Which lines in the data below contain the word "this"? Pull each of them out.

_ _ _ _ _

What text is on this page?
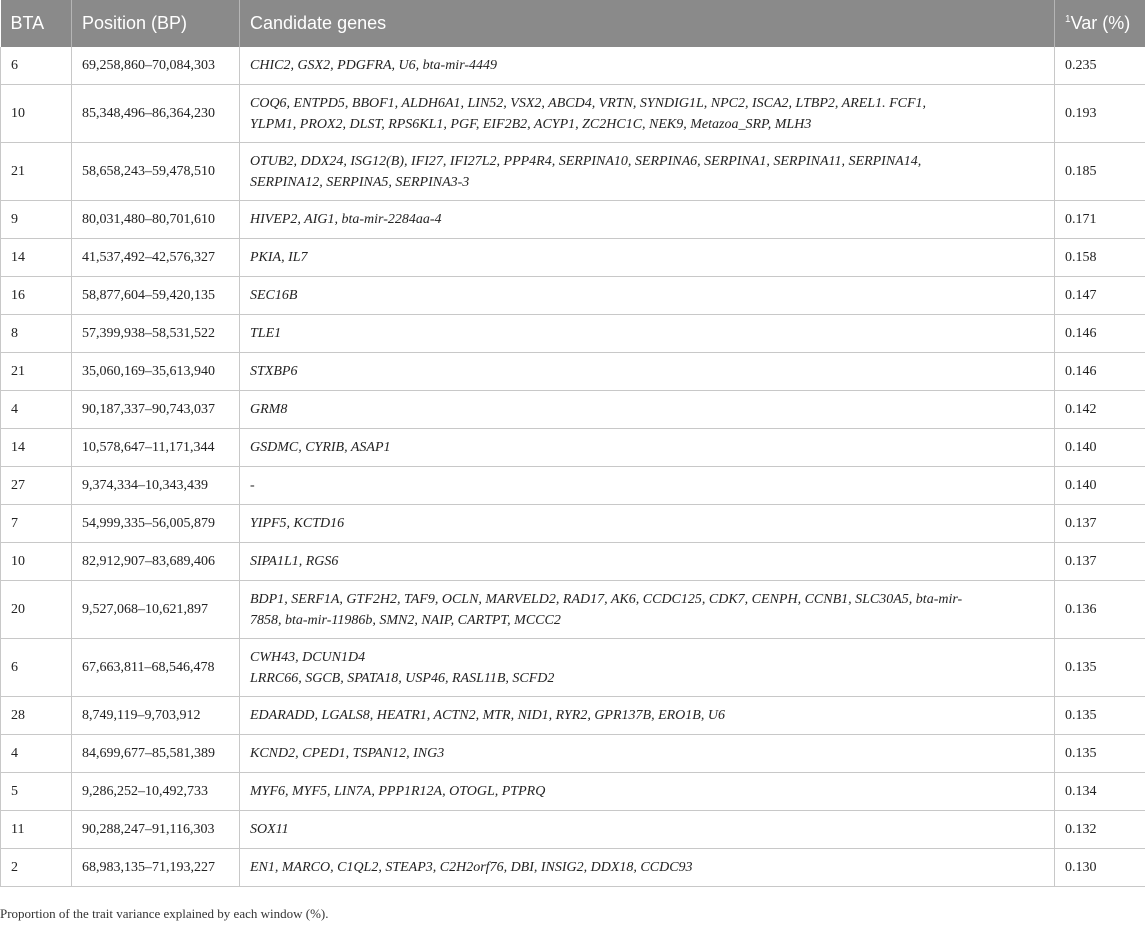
BTA	Position (BP)	Candidate genes	$^1$Var (%)
6	69,258,860–70,084,303	CHIC2, GSX2, PDGFRA, U6, bta-mir-4449	0.235
10	85,348,496–86,364,230	COQ6, ENTPD5, BBOF1, ALDH6A1, LIN52, VSX2, ABCD4, VRTN, SYNDIG1L, NPC2, ISCA2, LTBP2, AREL1. FCF1,
YLPM1, PROX2, DLST, RPS6KL1, PGF, EIF2B2, ACYP1, ZC2HC1C, NEK9, Metazoa_SRP, MLH3	0.193
21	58,658,243–59,478,510	OTUB2, DDX24, ISG12(B), IFI27, IFI27L2, PPP4R4, SERPINA10, SERPINA6, SERPINA1, SERPINA11, SERPINA14,
SERPINA12, SERPINA5, SERPINA3-3	0.185
9	80,031,480–80,701,610	HIVEP2, AIG1, bta-mir-2284aa-4	0.171
14	41,537,492–42,576,327	PKIA, IL7	0.158
16	58,877,604–59,420,135	SEC16B	0.147
8	57,399,938–58,531,522	TLE1	0.146
21	35,060,169–35,613,940	STXBP6	0.146
4	90,187,337–90,743,037	GRM8	0.142
14	10,578,647–11,171,344	GSDMC, CYRIB, ASAP1	0.140
27	9,374,334–10,343,439	-	0.140
7	54,999,335–56,005,879	YIPF5, KCTD16	0.137
10	82,912,907–83,689,406	SIPA1L1, RGS6	0.137
20	9,527,068–10,621,897	BDP1, SERF1A, GTF2H2, TAF9, OCLN, MARVELD2, RAD17, AK6, CCDC125, CDK7, CENPH, CCNB1, SLC30A5, bta-mir-
7858, bta-mir-11986b, SMN2, NAIP, CARTPT, MCCC2	0.136
6	67,663,811–68,546,478	CWH43, DCUN1D4
LRRC66, SGCB, SPATA18, USP46, RASL11B, SCFD2	0.135
28	8,749,119–9,703,912	EDARADD, LGALS8, HEATR1, ACTN2, MTR, NID1, RYR2, GPR137B, ERO1B, U6	0.135
4	84,699,677–85,581,389	KCND2, CPED1, TSPAN12, ING3	0.135
5	9,286,252–10,492,733	MYF6, MYF5, LIN7A, PPP1R12A, OTOGL, PTPRQ	0.134
11	90,288,247–91,116,303	SOX11	0.132
2	68,983,135–71,193,227	EN1, MARCO, C1QL2, STEAP3, C2H2orf76, DBI, INSIG2, DDX18, CCDC93	0.130
Proportion of the trait variance explained by each window (%).
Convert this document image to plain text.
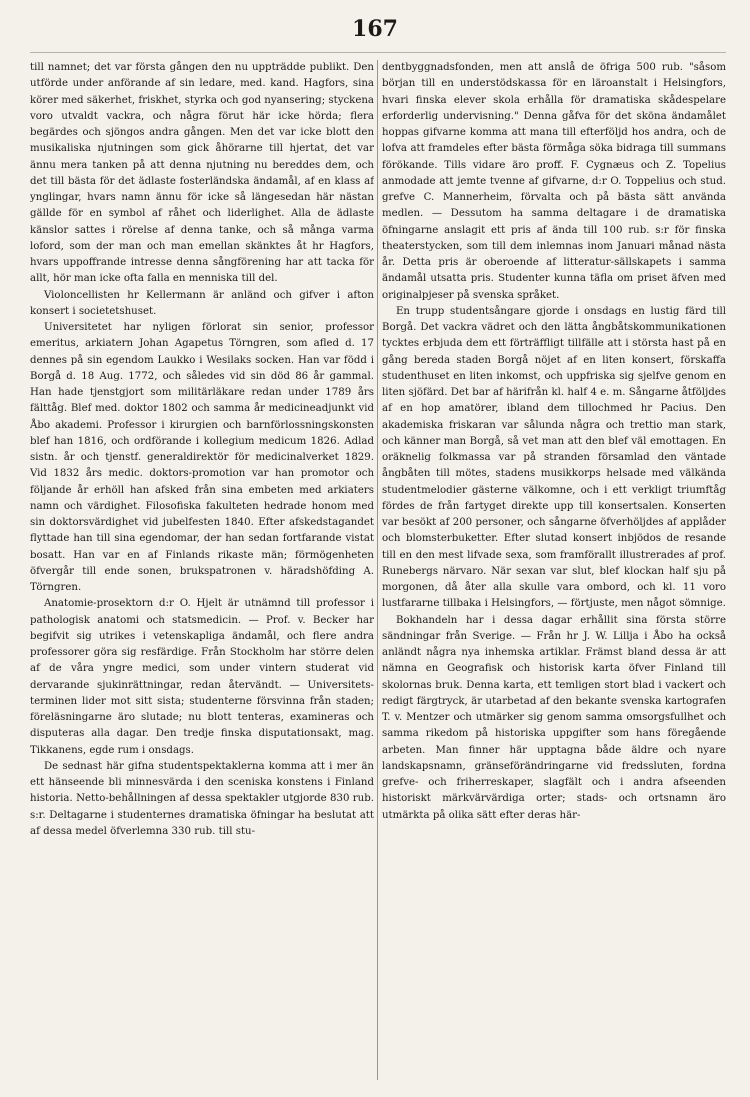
167

till namnet; det var första gången den nu uppträdde publikt. Den utförde under anförande af sin ledare, med. kand. Hagfors, sina körer med säkerhet, friskhet, styrka och god nyansering; styckena voro utvaldt vackra, och några förut här icke hörda; flera begärdes och sjöngos andra gången. Men det var icke blott den musikaliska njutningen som gick åhörarne till hjertat, det var ännu mera tanken på att denna njutning nu bereddes dem, och det till bästa för det ädlaste fosterländska ändamål, af en klass af ynglingar, hvars namn ännu för icke så längesedan här nästan gällde för en symbol af råhet och liderlighet. Alla de ädlaste känslor sattes i rörelse af denna tanke, och så många varma loford, som der man och man emellan skänktes åt hr Hagfors, hvars uppoffrande intresse denna sångförening har att tacka för allt, hör man icke ofta falla en menniska till del.

Violoncellisten hr Kellermann är anländ och gifver i afton konsert i societetshuset.

Universitetet har nyligen förlorat sin senior, professor emeritus, arkiatern Johan Agapetus Törngren, som afled d. 17 dennes på sin egendom Laukko i Wesilaks socken. Han var född i Borgå d. 18 Aug. 1772, och således vid sin död 86 år gammal. Han hade tjenstgjort som militärläkare redan under 1789 års fälttåg. Blef med. doktor 1802 och samma år medicineadjunkt vid Åbo akademi. Professor i kirurgien och barnförlossningskonsten blef han 1816, och ordförande i kollegium medicum 1826. Adlad sistn. år och tjenstf. generaldirektör för medicinalverket 1829. Vid 1832 års medic. doktors-promotion var han promotor och följande år erhöll han afsked från sina embeten med arkiaters namn och värdighet. Filosofiska fakulteten hedrade honom med sin doktorsvärdighet vid jubelfesten 1840. Efter afskedstagandet flyttade han till sina egendomar, der han sedan fortfarande vistat bosatt. Han var en af Finlands rikaste män; förmögenheten öfvergår till ende sonen, brukspatronen v. häradshöfding A. Törngren.

Anatomie-prosektorn d:r O. Hjelt är utnämnd till professor i pathologisk anatomi och statsmedicin. — Prof. v. Becker har begifvit sig utrikes i vetenskapliga ändamål, och flere andra professorer göra sig resfärdige. Från Stockholm har större delen af de våra yngre medici, som under vintern studerat vid dervarande sjukinrättningar, redan återvändt. — Universitets-terminen lider mot sitt sista; studenterne försvinna från staden; föreläsningarne äro slutade; nu blott tenteras, examineras och disputeras alla dagar. Den tredje finska disputationsakt, mag. Tikkanens, egde rum i onsdags.

De sednast här gifna studentspektaklerna komma att i mer än ett hänseende bli minnesvärda i den sceniska konstens i Finland historia. Netto-behållningen af dessa spektakler utgjorde 830 rub. s:r. Deltagarne i studenternes dramatiska öfningar ha beslutat att af dessa medel öfverlemna 330 rub. till stu-

dentbyggnadsfonden, men att anslå de öfriga 500 rub. "såsom början till en understödskassa för en läroanstalt i Helsingfors, hvari finska elever skola erhålla för dramatiska skådespelare erforderlig undervisning." Denna gåfva för det sköna ändamålet hoppas gifvarne komma att mana till efterföljd hos andra, och de lofva att framdeles efter bästa förmåga söka bidraga till summans förökande. Tills vidare äro proff. F. Cygnæus och Z. Topelius anmodade att jemte tvenne af gifvarne, d:r O. Toppelius och stud. grefve C. Mannerheim, förvalta och på bästa sätt använda medlen. — Dessutom ha samma deltagare i de dramatiska öfningarne anslagit ett pris af ända till 100 rub. s:r för finska theaterstycken, som till dem inlemnas inom Januari månad nästa år. Detta pris är oberoende af litteratur-sällskapets i samma ändamål utsatta pris. Studenter kunna täfla om priset äfven med originalpjeser på svenska språket.

En trupp studentsångare gjorde i onsdags en lustig färd till Borgå. Det vackra vädret och den lätta ångbåtskommunikationen tycktes erbjuda dem ett förträffligt tillfälle att i största hast på en gång bereda staden Borgå nöjet af en liten konsert, förskaffa studenthuset en liten inkomst, och uppfriska sig sjelfve genom en liten sjöfärd. Det bar af härifrån kl. half 4 e. m. Sångarne åtföljdes af en hop amatörer, ibland dem tillochmed hr Pacius. Den akademiska friskaran var sålunda några och trettio man stark, och känner man Borgå, så vet man att den blef väl emottagen. En oräknelig folkmassa var på stranden församlad den väntade ångbåten till mötes, stadens musikkorps helsade med välkända studentmelodier gästerne välkomne, och i ett verkligt triumftåg fördes de från fartyget direkte upp till konsertsalen. Konserten var besökt af 200 personer, och sångarne öfverhöljdes af applåder och blomsterbuketter. Efter slutad konsert inbjödos de resande till en den mest lifvade sexa, som framförallt illustrerades af prof. Runebergs närvaro. När sexan var slut, blef klockan half sju på morgonen, då åter alla skulle vara ombord, och kl. 11 voro lustfararne tillbaka i Helsingfors, — förtjuste, men något sömnige.

Bokhandeln har i dessa dagar erhållit sina första större sändningar från Sverige. — Från hr J. W. Lillja i Åbo ha också anländt några nya inhemska artiklar. Främst bland dessa är att nämna en Geografisk och historisk karta öfver Finland till skolornas bruk. Denna karta, ett temligen stort blad i vackert och redigt färgtryck, är utarbetad af den bekante svenska kartografen T. v. Mentzer och utmärker sig genom samma omsorgsfullhet och samma rikedom på historiska uppgifter som hans föregående arbeten. Man finner här upptagna både äldre och nyare landskapsnamn, gränseförändringarne vid fredssluten, fordna grefve- och friherreskaper, slagfält och i andra afseenden historiskt märkvärvärdiga orter; stads- och ortsnamn äro utmärkta på olika sätt efter deras här-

_ _ _ _ _

Answer space
What text is on this page?
Convert this document image to plain text.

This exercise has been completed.